§ **Your goal**
Every line of the listing must be reproduced as it stands. Leave the images behind.

§ **Exercise material**

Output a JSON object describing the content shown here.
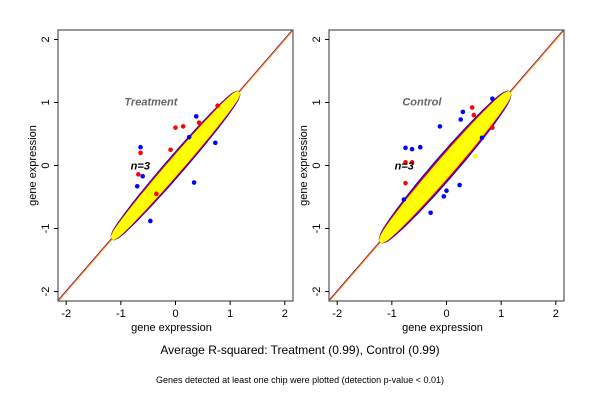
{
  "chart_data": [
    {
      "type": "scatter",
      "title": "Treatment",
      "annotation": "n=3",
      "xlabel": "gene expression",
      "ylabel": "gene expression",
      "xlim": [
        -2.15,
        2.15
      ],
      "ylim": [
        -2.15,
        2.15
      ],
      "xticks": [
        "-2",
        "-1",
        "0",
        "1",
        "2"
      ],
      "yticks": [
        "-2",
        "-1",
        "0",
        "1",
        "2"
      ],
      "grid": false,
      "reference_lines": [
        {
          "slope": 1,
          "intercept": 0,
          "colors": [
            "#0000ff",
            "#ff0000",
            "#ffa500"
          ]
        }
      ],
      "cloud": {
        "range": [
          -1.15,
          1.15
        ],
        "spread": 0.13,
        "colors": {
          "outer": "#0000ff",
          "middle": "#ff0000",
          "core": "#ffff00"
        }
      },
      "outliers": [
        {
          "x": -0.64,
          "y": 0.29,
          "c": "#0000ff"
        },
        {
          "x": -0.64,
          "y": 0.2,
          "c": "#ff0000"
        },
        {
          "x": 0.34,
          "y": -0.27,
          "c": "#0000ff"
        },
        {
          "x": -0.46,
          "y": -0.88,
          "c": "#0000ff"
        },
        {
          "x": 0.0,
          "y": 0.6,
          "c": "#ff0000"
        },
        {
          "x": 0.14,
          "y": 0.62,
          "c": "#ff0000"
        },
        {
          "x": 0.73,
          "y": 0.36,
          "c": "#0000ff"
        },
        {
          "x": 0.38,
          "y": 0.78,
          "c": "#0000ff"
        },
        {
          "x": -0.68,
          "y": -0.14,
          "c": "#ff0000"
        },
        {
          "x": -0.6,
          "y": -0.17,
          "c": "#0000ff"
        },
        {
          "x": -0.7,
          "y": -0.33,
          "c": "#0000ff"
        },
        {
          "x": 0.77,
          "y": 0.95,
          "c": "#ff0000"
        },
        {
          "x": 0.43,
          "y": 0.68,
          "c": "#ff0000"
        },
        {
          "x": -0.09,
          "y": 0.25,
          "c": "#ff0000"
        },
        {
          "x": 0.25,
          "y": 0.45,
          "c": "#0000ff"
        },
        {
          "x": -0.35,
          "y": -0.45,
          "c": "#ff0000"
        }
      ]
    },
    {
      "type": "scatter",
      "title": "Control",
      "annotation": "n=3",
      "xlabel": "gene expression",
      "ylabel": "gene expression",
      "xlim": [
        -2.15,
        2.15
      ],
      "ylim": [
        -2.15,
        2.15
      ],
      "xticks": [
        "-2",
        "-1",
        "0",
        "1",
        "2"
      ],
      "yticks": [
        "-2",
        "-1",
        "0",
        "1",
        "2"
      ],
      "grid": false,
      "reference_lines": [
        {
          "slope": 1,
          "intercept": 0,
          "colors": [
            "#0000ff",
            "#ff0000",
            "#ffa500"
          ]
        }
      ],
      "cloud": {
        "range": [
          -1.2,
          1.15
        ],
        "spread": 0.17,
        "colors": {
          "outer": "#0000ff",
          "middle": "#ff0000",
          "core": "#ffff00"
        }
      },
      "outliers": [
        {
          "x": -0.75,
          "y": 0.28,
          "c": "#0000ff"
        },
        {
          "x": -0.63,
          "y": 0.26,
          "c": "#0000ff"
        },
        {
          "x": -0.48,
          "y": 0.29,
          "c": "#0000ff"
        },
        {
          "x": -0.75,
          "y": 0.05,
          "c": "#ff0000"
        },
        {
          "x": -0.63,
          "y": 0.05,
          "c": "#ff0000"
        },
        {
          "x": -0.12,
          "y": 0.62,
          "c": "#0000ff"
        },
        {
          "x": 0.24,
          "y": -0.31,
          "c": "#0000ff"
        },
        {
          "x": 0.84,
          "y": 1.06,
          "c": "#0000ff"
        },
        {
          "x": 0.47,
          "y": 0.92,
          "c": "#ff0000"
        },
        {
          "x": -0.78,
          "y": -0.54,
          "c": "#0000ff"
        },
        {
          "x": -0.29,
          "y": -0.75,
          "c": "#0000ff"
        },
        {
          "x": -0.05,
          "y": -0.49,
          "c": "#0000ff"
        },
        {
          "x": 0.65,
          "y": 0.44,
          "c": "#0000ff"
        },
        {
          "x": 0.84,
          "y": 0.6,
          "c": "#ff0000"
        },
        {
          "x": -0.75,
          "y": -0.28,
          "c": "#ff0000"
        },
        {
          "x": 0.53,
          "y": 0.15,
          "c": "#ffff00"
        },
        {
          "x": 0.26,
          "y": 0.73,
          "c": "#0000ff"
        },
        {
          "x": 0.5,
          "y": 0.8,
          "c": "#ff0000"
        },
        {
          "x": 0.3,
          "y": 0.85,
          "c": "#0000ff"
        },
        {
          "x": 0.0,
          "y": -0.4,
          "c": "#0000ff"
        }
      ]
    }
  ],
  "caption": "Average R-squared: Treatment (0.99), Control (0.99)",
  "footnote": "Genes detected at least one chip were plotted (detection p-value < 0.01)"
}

§ **Output of the task**
Output a JSON object describing the content shown here.
{
  "chart_data": [
    {
      "type": "scatter",
      "title": "Treatment",
      "annotation": "n=3",
      "xlabel": "gene expression",
      "ylabel": "gene expression",
      "xlim": [
        -2.15,
        2.15
      ],
      "ylim": [
        -2.15,
        2.15
      ],
      "xticks": [
        "-2",
        "-1",
        "0",
        "1",
        "2"
      ],
      "yticks": [
        "-2",
        "-1",
        "0",
        "1",
        "2"
      ],
      "grid": false,
      "reference_lines": [
        {
          "slope": 1,
          "intercept": 0,
          "colors": [
            "#0000ff",
            "#ff0000",
            "#ffa500"
          ]
        }
      ],
      "cloud": {
        "range": [
          -1.15,
          1.15
        ],
        "spread": 0.13,
        "colors": {
          "outer": "#0000ff",
          "middle": "#ff0000",
          "core": "#ffff00"
        }
      },
      "outliers": [
        {
          "x": -0.64,
          "y": 0.29,
          "c": "#0000ff"
        },
        {
          "x": -0.64,
          "y": 0.2,
          "c": "#ff0000"
        },
        {
          "x": 0.34,
          "y": -0.27,
          "c": "#0000ff"
        },
        {
          "x": -0.46,
          "y": -0.88,
          "c": "#0000ff"
        },
        {
          "x": 0.0,
          "y": 0.6,
          "c": "#ff0000"
        },
        {
          "x": 0.14,
          "y": 0.62,
          "c": "#ff0000"
        },
        {
          "x": 0.73,
          "y": 0.36,
          "c": "#0000ff"
        },
        {
          "x": 0.38,
          "y": 0.78,
          "c": "#0000ff"
        },
        {
          "x": -0.68,
          "y": -0.14,
          "c": "#ff0000"
        },
        {
          "x": -0.6,
          "y": -0.17,
          "c": "#0000ff"
        },
        {
          "x": -0.7,
          "y": -0.33,
          "c": "#0000ff"
        },
        {
          "x": 0.77,
          "y": 0.95,
          "c": "#ff0000"
        },
        {
          "x": 0.43,
          "y": 0.68,
          "c": "#ff0000"
        },
        {
          "x": -0.09,
          "y": 0.25,
          "c": "#ff0000"
        },
        {
          "x": 0.25,
          "y": 0.45,
          "c": "#0000ff"
        },
        {
          "x": -0.35,
          "y": -0.45,
          "c": "#ff0000"
        }
      ]
    },
    {
      "type": "scatter",
      "title": "Control",
      "annotation": "n=3",
      "xlabel": "gene expression",
      "ylabel": "gene expression",
      "xlim": [
        -2.15,
        2.15
      ],
      "ylim": [
        -2.15,
        2.15
      ],
      "xticks": [
        "-2",
        "-1",
        "0",
        "1",
        "2"
      ],
      "yticks": [
        "-2",
        "-1",
        "0",
        "1",
        "2"
      ],
      "grid": false,
      "reference_lines": [
        {
          "slope": 1,
          "intercept": 0,
          "colors": [
            "#0000ff",
            "#ff0000",
            "#ffa500"
          ]
        }
      ],
      "cloud": {
        "range": [
          -1.2,
          1.15
        ],
        "spread": 0.17,
        "colors": {
          "outer": "#0000ff",
          "middle": "#ff0000",
          "core": "#ffff00"
        }
      },
      "outliers": [
        {
          "x": -0.75,
          "y": 0.28,
          "c": "#0000ff"
        },
        {
          "x": -0.63,
          "y": 0.26,
          "c": "#0000ff"
        },
        {
          "x": -0.48,
          "y": 0.29,
          "c": "#0000ff"
        },
        {
          "x": -0.75,
          "y": 0.05,
          "c": "#ff0000"
        },
        {
          "x": -0.63,
          "y": 0.05,
          "c": "#ff0000"
        },
        {
          "x": -0.12,
          "y": 0.62,
          "c": "#0000ff"
        },
        {
          "x": 0.24,
          "y": -0.31,
          "c": "#0000ff"
        },
        {
          "x": 0.84,
          "y": 1.06,
          "c": "#0000ff"
        },
        {
          "x": 0.47,
          "y": 0.92,
          "c": "#ff0000"
        },
        {
          "x": -0.78,
          "y": -0.54,
          "c": "#0000ff"
        },
        {
          "x": -0.29,
          "y": -0.75,
          "c": "#0000ff"
        },
        {
          "x": -0.05,
          "y": -0.49,
          "c": "#0000ff"
        },
        {
          "x": 0.65,
          "y": 0.44,
          "c": "#0000ff"
        },
        {
          "x": 0.84,
          "y": 0.6,
          "c": "#ff0000"
        },
        {
          "x": -0.75,
          "y": -0.28,
          "c": "#ff0000"
        },
        {
          "x": 0.53,
          "y": 0.15,
          "c": "#ffff00"
        },
        {
          "x": 0.26,
          "y": 0.73,
          "c": "#0000ff"
        },
        {
          "x": 0.5,
          "y": 0.8,
          "c": "#ff0000"
        },
        {
          "x": 0.3,
          "y": 0.85,
          "c": "#0000ff"
        },
        {
          "x": 0.0,
          "y": -0.4,
          "c": "#0000ff"
        }
      ]
    }
  ],
  "caption": "Average R-squared: Treatment (0.99), Control (0.99)",
  "footnote": "Genes detected at least one chip were plotted (detection p-value < 0.01)"
}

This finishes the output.